═══ Records

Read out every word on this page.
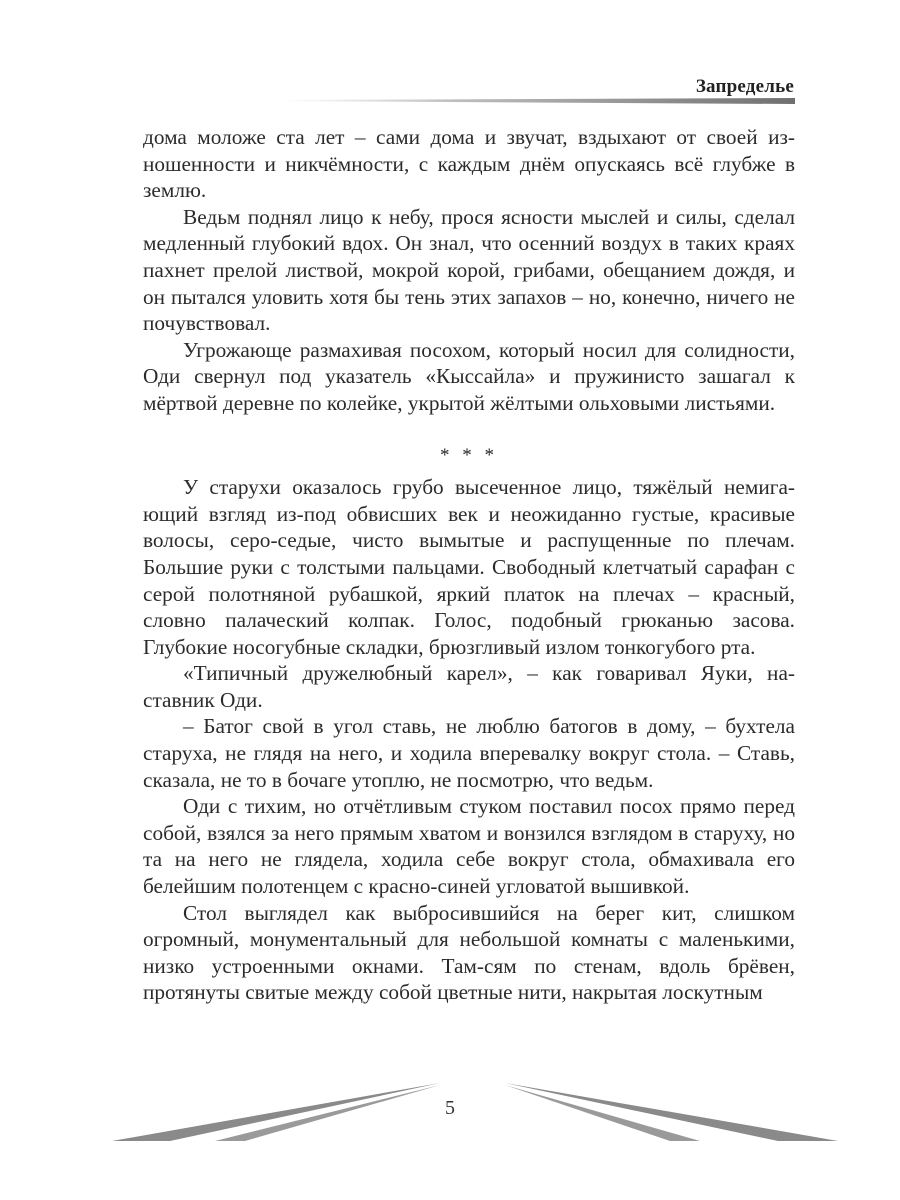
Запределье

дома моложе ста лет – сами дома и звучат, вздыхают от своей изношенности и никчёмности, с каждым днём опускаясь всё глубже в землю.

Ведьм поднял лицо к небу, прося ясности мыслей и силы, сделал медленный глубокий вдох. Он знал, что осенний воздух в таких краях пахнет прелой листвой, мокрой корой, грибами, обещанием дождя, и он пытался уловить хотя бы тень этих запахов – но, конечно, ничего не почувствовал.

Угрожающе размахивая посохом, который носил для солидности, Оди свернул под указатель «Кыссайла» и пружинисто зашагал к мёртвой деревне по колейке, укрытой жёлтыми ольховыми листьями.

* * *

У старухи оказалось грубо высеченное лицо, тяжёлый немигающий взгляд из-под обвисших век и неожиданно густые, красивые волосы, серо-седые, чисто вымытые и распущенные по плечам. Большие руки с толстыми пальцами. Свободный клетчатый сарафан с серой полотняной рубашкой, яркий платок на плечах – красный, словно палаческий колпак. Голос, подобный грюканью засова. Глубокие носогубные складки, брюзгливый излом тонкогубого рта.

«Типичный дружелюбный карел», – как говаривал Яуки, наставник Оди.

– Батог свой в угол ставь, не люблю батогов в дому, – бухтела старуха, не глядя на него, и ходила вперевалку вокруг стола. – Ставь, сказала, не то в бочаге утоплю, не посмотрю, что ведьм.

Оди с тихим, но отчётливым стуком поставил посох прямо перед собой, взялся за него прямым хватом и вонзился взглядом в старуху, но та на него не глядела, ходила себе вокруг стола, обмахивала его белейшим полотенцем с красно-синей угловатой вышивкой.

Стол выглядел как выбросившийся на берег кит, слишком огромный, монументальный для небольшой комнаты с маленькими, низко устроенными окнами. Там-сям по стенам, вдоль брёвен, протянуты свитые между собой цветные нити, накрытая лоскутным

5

══════

## Instruction
Keep every word of the data as it is when you write it out, but drop the pictures.

## Completed exercise
Read out every word on this page.
Запределье

дома моложе ста лет – сами дома и звучат, вздыхают от своей изношенности и никчёмности, с каждым днём опускаясь всё глубже в землю.

Ведьм поднял лицо к небу, прося ясности мыслей и силы, сделал медленный глубокий вдох. Он знал, что осенний воздух в таких краях пахнет прелой листвой, мокрой корой, грибами, обещанием дождя, и он пытался уловить хотя бы тень этих запахов – но, конечно, ничего не почувствовал.

Угрожающе размахивая посохом, который носил для солидности, Оди свернул под указатель «Кыссайла» и пружинисто зашагал к мёртвой деревне по колейке, укрытой жёлтыми ольховыми листьями.

* * *

У старухи оказалось грубо высеченное лицо, тяжёлый немигающий взгляд из-под обвисших век и неожиданно густые, красивые волосы, серо-седые, чисто вымытые и распущенные по плечам. Большие руки с толстыми пальцами. Свободный клетчатый сарафан с серой полотняной рубашкой, яркий платок на плечах – красный, словно палаческий колпак. Голос, подобный грюканью засова. Глубокие носогубные складки, брюзгливый излом тонкогубого рта.

«Типичный дружелюбный карел», – как говаривал Яуки, наставник Оди.

– Батог свой в угол ставь, не люблю батогов в дому, – бухтела старуха, не глядя на него, и ходила вперевалку вокруг стола. – Ставь, сказала, не то в бочаге утоплю, не посмотрю, что ведьм.

Оди с тихим, но отчётливым стуком поставил посох прямо перед собой, взялся за него прямым хватом и вонзился взглядом в старуху, но та на него не глядела, ходила себе вокруг стола, обмахивала его белейшим полотенцем с красно-синей угловатой вышивкой.

Стол выглядел как выбросившийся на берег кит, слишком огромный, монументальный для небольшой комнаты с маленькими, низко устроенными окнами. Там-сям по стенам, вдоль брёвен, протянуты свитые между собой цветные нити, накрытая лоскутным

5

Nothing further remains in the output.